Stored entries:
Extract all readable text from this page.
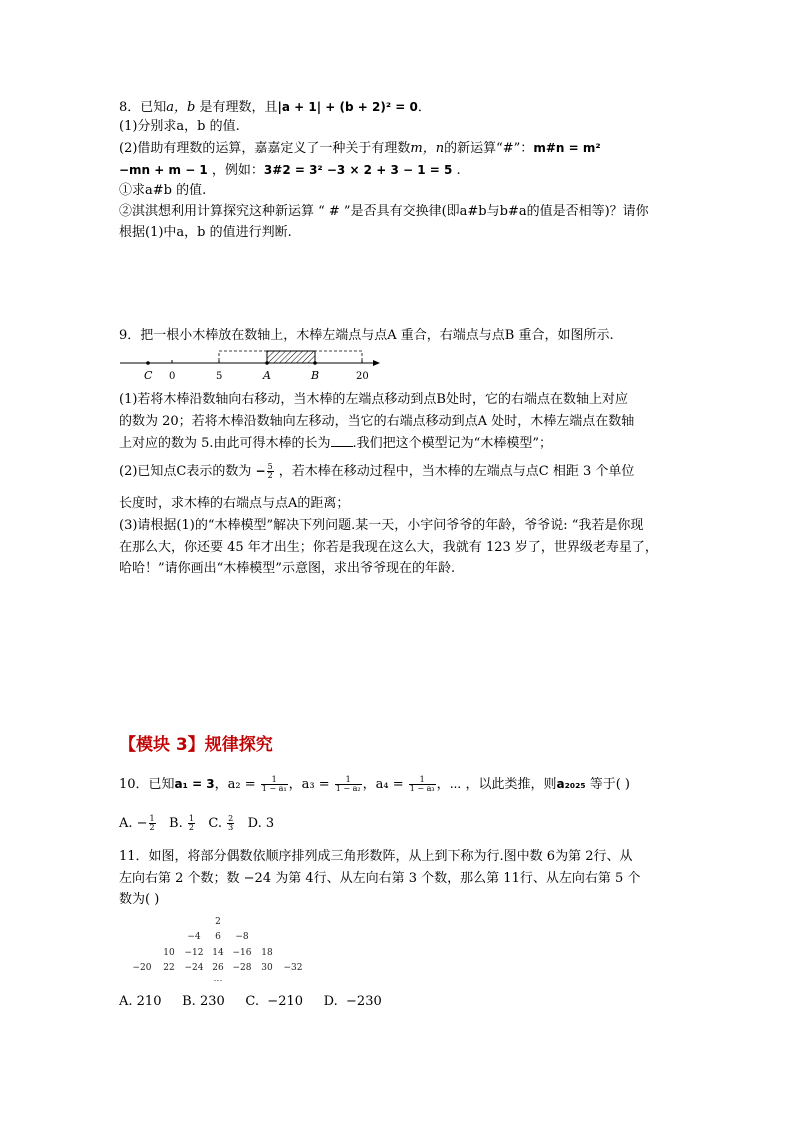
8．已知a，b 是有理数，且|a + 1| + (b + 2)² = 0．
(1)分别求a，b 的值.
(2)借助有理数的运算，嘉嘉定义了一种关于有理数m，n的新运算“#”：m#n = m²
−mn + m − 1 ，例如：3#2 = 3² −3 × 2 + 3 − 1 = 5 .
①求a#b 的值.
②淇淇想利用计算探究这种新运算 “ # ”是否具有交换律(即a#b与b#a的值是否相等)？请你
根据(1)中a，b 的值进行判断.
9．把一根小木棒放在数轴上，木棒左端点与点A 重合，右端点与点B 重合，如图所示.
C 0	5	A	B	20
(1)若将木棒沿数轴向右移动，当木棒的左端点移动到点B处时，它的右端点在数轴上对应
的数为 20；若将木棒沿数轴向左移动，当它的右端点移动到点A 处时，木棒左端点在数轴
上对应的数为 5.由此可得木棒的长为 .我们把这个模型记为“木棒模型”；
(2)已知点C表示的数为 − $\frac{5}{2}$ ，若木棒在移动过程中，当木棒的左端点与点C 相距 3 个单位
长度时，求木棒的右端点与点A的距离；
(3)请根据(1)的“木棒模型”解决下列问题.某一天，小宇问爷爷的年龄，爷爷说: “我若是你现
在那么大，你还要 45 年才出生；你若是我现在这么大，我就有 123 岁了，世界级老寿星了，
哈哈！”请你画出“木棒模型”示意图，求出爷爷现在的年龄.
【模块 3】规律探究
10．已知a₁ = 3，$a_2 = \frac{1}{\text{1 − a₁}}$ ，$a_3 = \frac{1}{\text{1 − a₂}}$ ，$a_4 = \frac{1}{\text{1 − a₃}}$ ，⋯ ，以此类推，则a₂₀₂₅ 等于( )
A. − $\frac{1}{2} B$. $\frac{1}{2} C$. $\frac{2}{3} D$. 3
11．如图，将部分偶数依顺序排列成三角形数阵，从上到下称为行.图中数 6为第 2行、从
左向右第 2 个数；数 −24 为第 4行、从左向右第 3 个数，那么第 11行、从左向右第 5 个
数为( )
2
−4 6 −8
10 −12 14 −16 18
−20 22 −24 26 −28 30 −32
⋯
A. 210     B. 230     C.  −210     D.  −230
...
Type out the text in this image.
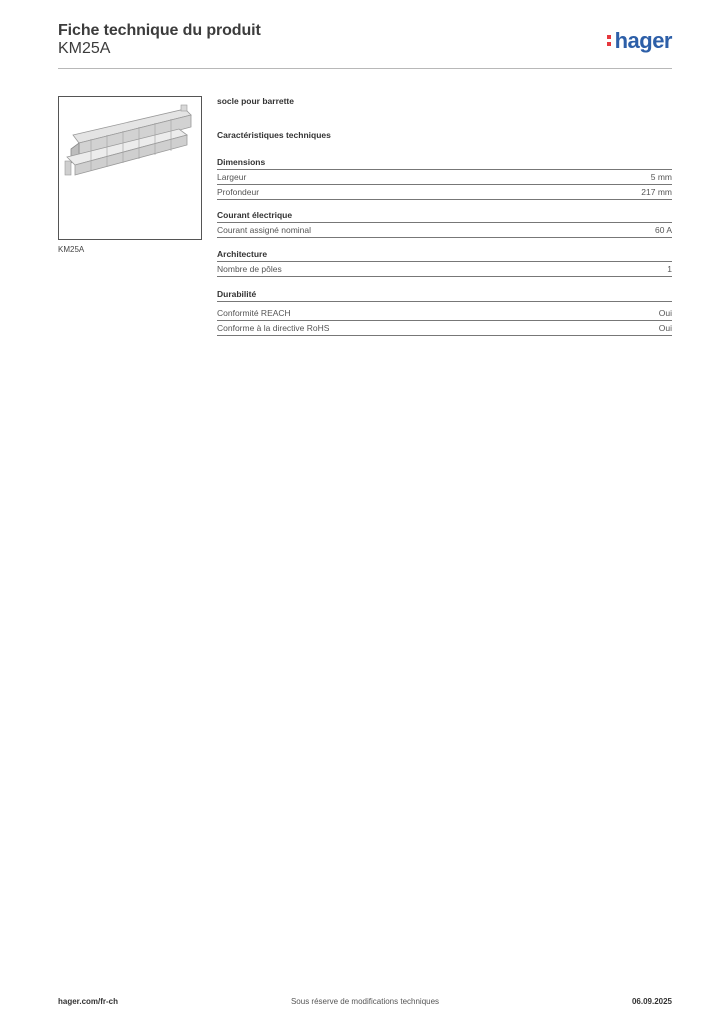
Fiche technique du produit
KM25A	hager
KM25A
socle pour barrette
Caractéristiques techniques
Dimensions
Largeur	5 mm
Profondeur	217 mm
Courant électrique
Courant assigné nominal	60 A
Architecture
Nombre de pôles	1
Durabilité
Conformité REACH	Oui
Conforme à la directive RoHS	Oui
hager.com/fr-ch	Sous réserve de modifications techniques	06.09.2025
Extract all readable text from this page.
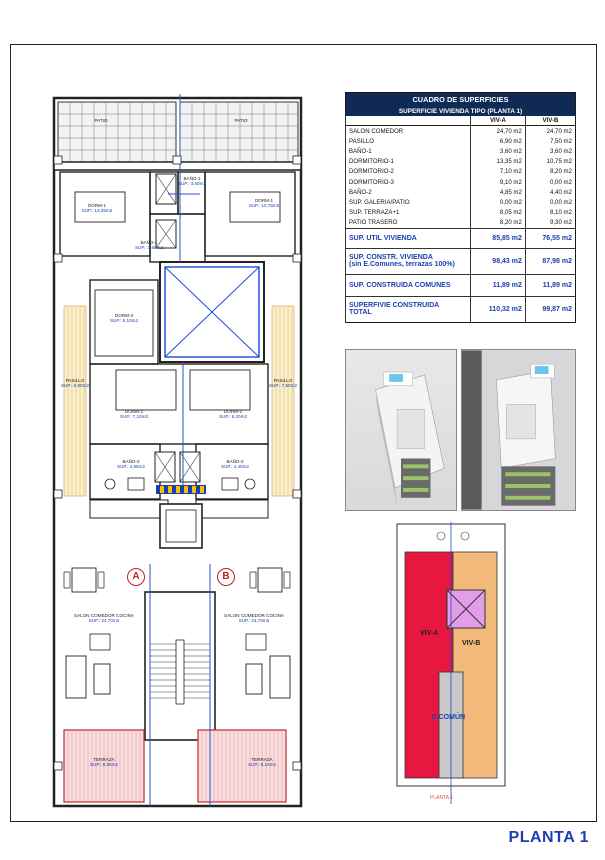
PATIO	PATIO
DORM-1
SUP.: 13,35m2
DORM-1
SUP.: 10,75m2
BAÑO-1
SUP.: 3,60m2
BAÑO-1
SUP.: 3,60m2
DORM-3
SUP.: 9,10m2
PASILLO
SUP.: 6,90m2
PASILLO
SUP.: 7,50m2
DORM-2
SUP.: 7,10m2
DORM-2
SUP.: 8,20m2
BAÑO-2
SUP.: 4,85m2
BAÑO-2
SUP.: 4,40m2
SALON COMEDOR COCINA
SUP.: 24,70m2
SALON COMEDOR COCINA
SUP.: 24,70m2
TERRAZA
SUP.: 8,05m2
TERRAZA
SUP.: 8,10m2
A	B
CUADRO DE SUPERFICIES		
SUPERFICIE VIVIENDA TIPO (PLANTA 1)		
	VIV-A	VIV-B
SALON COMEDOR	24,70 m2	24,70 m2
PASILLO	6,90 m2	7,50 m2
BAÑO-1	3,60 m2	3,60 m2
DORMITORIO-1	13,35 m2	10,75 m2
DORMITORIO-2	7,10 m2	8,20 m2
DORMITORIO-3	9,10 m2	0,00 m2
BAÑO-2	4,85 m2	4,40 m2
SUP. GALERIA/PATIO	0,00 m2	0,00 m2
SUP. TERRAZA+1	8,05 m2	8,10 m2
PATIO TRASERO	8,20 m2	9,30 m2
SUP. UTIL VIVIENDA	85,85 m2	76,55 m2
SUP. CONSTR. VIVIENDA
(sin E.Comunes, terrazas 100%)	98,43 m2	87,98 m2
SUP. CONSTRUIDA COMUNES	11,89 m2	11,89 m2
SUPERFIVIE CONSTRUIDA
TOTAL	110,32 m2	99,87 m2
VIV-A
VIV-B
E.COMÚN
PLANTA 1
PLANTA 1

# OBJECTIVE:
Give the number of lines in the entries above that include the string "Courant". No other output is expected.

# FINISHED EXERCISE:
2